[Begin Exercise data]
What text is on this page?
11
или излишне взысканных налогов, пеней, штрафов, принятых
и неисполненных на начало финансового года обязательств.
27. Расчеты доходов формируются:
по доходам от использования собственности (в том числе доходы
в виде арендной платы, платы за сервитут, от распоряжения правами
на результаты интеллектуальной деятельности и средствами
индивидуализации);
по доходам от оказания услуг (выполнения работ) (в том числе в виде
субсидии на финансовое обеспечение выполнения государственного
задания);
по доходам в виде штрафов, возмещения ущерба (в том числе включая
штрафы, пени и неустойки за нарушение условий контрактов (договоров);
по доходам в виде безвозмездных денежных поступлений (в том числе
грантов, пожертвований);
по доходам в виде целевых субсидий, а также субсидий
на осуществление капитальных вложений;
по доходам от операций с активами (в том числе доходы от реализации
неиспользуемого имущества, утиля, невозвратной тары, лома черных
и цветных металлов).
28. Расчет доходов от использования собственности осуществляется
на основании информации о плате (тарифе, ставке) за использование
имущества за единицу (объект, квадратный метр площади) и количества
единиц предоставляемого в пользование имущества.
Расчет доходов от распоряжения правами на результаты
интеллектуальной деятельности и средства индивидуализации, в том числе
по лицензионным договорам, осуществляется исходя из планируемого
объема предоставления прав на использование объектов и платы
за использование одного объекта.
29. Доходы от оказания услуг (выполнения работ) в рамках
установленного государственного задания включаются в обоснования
[End Exercise data]
Written request →
Your answer should be a single number: the count of lines in the material above that contain "государственного".

Exercise answer →
2